**Objective**
Going through the material below, please gather all lines with the word "boundary" in them.

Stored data
* * * * *

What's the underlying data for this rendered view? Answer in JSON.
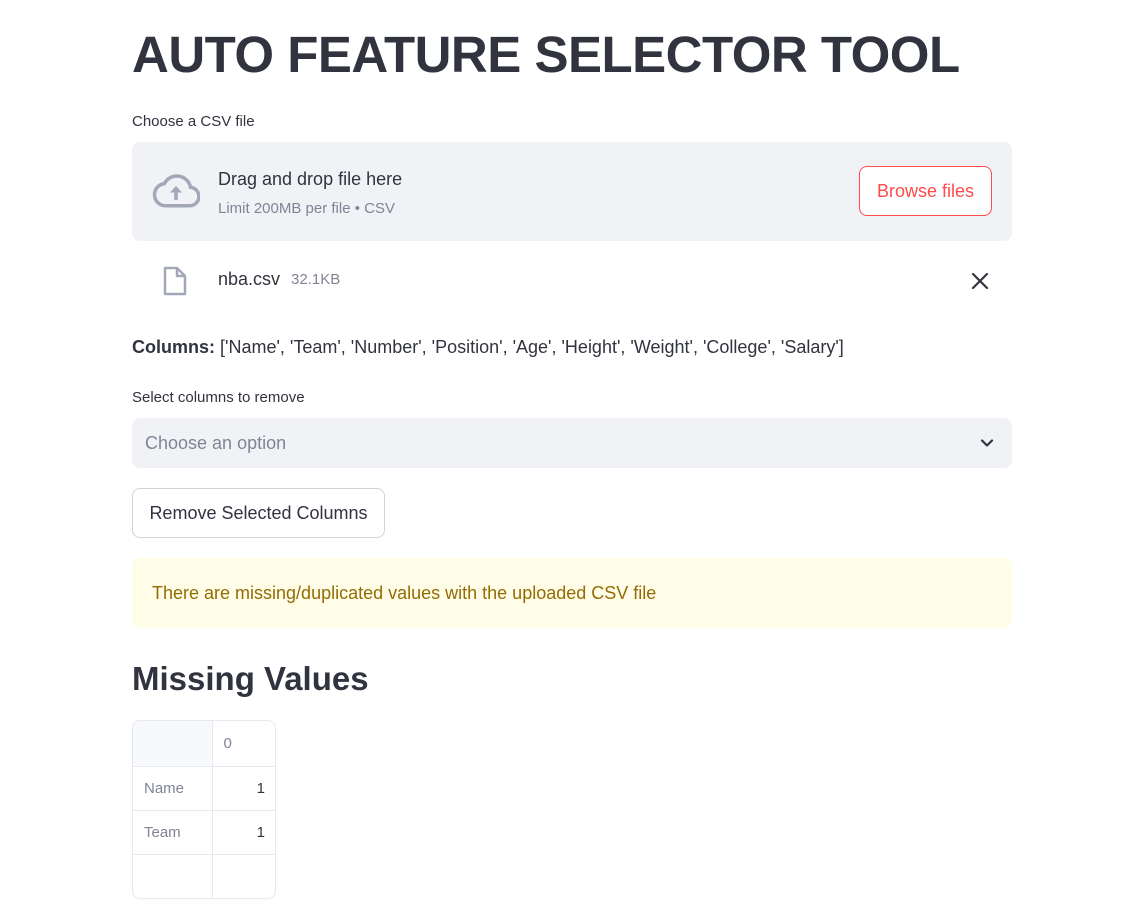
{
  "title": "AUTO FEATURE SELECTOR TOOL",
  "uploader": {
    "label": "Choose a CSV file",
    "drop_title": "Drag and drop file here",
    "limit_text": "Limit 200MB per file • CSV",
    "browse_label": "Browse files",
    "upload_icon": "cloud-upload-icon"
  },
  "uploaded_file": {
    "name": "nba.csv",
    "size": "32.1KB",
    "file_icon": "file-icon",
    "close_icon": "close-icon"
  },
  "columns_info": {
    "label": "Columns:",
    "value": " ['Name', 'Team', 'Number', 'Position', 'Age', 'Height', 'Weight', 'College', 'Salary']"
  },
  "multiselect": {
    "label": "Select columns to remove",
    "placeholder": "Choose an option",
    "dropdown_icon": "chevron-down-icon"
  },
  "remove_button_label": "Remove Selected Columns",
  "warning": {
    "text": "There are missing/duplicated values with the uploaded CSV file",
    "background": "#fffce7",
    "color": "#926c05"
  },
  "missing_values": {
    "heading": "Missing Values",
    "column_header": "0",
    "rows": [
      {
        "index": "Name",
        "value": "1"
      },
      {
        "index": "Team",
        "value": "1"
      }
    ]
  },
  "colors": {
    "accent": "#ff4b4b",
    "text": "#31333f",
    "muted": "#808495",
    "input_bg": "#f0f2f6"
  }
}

* * * * *

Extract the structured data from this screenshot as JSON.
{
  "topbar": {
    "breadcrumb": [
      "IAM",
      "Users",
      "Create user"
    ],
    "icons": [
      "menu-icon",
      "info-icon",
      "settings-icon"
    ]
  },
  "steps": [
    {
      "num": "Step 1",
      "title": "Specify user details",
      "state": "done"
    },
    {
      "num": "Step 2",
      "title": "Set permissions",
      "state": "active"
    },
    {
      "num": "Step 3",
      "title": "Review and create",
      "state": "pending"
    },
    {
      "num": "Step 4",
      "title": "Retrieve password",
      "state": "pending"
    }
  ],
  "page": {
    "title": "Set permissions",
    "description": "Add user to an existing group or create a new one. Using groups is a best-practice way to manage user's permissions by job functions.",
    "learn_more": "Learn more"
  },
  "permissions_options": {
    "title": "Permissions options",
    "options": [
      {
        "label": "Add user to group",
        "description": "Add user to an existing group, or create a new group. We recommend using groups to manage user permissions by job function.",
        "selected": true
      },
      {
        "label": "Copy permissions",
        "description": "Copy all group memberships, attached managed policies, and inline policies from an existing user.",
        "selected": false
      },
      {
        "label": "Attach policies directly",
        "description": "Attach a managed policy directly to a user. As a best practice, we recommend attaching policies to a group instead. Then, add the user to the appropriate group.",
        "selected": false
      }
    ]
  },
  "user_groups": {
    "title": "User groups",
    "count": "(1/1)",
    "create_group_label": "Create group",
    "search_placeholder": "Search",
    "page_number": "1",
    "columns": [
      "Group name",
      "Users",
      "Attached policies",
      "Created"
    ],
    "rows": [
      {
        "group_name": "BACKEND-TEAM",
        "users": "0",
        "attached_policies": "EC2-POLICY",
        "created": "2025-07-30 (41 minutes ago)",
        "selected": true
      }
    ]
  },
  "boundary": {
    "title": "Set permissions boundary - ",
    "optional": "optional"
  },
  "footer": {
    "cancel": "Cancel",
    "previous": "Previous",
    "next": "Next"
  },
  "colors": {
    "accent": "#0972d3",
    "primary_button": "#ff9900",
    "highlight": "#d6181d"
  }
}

* * * * *

**Complete output**
  "boundary": {
    "title": "Set permissions boundary - ",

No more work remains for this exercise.